(DIRECTION)
Can you restate the records below word for word?

(DATA SUPPLIED)
⁂
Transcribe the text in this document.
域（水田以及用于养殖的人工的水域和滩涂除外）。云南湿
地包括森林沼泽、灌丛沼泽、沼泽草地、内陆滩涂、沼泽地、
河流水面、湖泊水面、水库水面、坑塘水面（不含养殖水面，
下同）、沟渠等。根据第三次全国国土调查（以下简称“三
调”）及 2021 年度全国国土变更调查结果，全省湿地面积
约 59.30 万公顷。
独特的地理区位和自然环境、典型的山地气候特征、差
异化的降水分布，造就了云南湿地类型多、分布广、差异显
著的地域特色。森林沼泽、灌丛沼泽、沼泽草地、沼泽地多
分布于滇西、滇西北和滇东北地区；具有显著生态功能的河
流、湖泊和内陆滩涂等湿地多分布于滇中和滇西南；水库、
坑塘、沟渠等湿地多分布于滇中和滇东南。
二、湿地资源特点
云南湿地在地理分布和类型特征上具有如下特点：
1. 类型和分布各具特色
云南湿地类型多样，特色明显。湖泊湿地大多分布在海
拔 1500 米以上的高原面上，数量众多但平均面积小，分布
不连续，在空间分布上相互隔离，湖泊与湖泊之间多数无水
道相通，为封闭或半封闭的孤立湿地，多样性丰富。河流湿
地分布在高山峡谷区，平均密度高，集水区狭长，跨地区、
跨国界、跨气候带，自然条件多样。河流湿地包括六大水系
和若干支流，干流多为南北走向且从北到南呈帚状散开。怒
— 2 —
⁂
(SOLUTION FOR THIS PROBLEM)
Transcribe the text in this document.
域（水田以及用于养殖的人工的水域和滩涂除外）。云南湿
地包括森林沼泽、灌丛沼泽、沼泽草地、内陆滩涂、沼泽地、
河流水面、湖泊水面、水库水面、坑塘水面（不含养殖水面，
下同）、沟渠等。根据第三次全国国土调查（以下简称“三
调”）及 2021 年度全国国土变更调查结果，全省湿地面积
约 59.30 万公顷。
独特的地理区位和自然环境、典型的山地气候特征、差
异化的降水分布，造就了云南湿地类型多、分布广、差异显
著的地域特色。森林沼泽、灌丛沼泽、沼泽草地、沼泽地多
分布于滇西、滇西北和滇东北地区；具有显著生态功能的河
流、湖泊和内陆滩涂等湿地多分布于滇中和滇西南；水库、
坑塘、沟渠等湿地多分布于滇中和滇东南。
二、湿地资源特点
云南湿地在地理分布和类型特征上具有如下特点：
1. 类型和分布各具特色
云南湿地类型多样，特色明显。湖泊湿地大多分布在海
拔 1500 米以上的高原面上，数量众多但平均面积小，分布
不连续，在空间分布上相互隔离，湖泊与湖泊之间多数无水
道相通，为封闭或半封闭的孤立湿地，多样性丰富。河流湿
地分布在高山峡谷区，平均密度高，集水区狭长，跨地区、
跨国界、跨气候带，自然条件多样。河流湿地包括六大水系
和若干支流，干流多为南北走向且从北到南呈帚状散开。怒
— 2 —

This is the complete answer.